• _What you will do_
How many of the lines here include "Erskine"? Answer with a single number.

• _Data in this exercise_
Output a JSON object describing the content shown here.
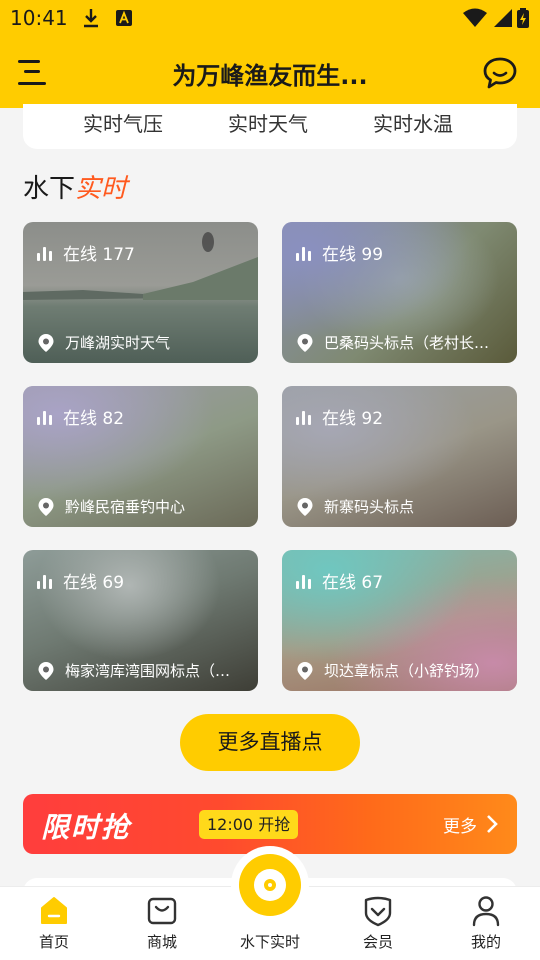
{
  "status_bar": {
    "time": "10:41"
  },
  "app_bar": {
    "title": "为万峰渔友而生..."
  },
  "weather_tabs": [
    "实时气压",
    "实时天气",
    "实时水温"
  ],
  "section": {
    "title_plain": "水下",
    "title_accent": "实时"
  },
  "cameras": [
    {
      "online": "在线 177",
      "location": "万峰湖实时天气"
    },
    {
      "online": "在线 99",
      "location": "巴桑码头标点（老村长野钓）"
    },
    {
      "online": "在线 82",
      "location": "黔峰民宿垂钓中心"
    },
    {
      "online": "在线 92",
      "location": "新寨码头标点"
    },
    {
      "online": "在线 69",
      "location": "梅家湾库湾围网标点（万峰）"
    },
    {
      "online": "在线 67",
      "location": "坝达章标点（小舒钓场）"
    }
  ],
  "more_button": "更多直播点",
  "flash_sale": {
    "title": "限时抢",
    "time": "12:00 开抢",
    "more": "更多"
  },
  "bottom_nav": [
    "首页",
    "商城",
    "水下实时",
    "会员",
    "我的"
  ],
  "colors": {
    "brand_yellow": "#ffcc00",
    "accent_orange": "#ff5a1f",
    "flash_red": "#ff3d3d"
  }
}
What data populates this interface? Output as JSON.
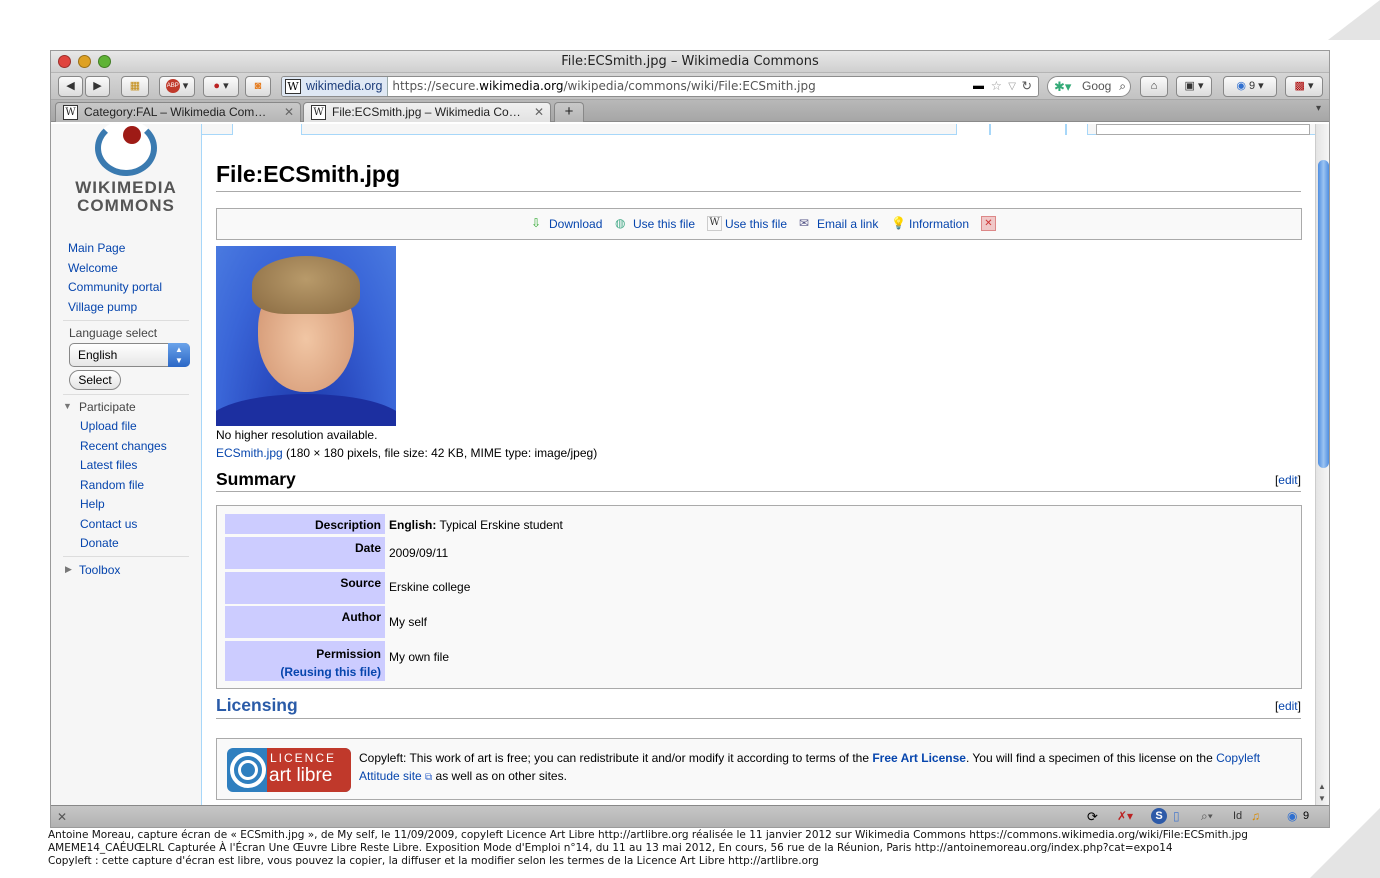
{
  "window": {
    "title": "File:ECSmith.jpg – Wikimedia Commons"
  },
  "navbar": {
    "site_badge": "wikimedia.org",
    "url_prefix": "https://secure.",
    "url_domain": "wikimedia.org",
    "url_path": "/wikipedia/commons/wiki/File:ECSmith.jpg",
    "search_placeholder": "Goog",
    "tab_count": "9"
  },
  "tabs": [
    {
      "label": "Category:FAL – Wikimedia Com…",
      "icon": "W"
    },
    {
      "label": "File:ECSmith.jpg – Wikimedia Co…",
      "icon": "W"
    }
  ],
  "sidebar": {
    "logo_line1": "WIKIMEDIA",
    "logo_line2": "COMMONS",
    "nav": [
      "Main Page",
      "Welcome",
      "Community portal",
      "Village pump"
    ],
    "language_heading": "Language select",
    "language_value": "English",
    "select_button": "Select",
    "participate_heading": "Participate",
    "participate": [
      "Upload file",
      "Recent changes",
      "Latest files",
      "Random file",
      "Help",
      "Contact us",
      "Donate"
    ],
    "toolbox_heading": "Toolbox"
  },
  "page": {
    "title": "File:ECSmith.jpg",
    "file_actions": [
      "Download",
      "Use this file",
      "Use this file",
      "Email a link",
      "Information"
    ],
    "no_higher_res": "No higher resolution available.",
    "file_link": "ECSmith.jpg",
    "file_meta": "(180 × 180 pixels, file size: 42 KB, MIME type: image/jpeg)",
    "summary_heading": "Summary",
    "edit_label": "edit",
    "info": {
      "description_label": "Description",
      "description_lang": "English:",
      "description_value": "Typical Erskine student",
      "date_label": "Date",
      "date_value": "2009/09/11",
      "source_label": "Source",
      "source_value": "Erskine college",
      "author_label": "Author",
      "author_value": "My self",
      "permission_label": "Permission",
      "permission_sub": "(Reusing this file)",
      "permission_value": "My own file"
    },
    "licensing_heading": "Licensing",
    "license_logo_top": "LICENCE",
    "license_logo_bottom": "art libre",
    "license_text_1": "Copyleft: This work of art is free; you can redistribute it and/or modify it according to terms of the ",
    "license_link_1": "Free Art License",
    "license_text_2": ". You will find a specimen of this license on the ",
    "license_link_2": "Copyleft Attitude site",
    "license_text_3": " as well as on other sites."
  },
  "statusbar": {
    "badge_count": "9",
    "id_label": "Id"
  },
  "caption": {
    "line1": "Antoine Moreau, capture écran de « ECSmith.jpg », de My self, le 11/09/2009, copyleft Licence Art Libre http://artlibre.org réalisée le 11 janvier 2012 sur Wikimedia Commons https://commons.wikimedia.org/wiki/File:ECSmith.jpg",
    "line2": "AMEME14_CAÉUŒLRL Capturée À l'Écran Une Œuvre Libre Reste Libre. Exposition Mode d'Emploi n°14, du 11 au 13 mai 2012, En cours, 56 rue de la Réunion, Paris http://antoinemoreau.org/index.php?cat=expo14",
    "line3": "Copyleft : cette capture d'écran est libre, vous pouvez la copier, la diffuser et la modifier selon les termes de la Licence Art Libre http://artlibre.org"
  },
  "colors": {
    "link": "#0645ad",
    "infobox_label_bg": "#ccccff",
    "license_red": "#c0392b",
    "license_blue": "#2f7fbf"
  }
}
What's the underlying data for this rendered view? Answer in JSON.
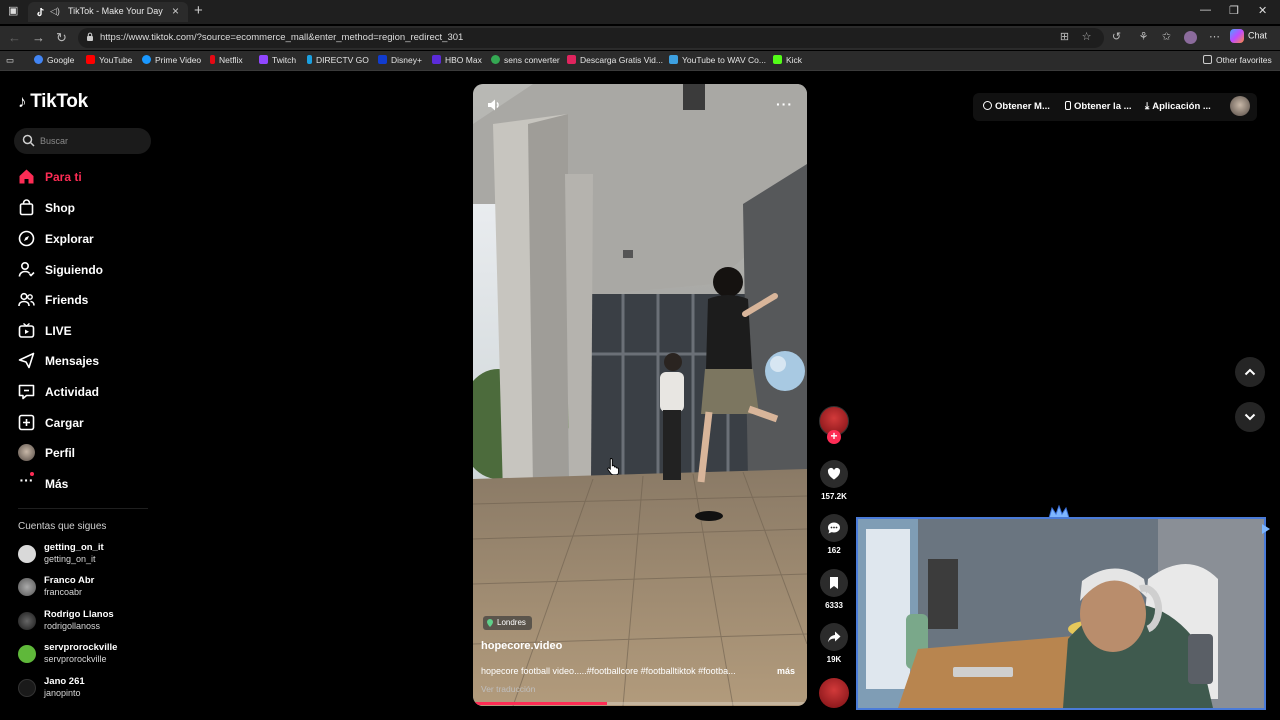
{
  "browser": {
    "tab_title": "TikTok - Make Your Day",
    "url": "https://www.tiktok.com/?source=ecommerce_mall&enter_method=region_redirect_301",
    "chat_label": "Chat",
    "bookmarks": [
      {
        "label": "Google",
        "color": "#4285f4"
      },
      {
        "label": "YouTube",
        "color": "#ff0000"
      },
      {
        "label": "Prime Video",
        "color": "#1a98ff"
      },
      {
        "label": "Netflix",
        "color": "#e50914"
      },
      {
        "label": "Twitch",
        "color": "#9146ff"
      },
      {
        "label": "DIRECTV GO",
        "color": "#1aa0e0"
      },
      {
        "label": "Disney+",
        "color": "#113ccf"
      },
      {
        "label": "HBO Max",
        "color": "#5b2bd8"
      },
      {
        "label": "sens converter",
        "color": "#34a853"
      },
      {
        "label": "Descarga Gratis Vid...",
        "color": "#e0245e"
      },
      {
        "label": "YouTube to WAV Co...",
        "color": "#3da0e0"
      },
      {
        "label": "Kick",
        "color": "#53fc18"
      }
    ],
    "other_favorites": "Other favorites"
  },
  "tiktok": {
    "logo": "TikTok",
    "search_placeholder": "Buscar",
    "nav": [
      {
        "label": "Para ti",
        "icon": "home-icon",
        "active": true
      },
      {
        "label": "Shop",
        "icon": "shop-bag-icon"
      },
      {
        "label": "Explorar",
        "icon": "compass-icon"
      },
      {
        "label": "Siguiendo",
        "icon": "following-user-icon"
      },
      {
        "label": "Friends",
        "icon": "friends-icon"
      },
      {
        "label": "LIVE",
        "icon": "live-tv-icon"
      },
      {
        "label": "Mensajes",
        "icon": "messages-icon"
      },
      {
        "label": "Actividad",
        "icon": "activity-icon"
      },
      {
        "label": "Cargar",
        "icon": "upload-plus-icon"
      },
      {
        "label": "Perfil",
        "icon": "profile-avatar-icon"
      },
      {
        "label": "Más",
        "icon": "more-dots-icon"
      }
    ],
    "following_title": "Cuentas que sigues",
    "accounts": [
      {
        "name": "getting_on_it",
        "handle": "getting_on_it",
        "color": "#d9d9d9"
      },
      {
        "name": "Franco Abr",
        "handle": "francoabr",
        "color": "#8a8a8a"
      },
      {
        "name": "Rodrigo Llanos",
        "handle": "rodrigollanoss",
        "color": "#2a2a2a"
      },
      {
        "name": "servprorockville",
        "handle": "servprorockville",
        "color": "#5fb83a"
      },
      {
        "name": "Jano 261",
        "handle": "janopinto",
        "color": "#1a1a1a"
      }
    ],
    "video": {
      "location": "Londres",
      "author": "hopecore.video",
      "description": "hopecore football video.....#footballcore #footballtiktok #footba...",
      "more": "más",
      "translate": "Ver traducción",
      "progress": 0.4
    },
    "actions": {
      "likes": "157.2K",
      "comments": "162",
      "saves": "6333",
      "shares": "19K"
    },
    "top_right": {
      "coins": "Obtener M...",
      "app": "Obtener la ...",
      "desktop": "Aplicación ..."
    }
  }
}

• _Output below_
2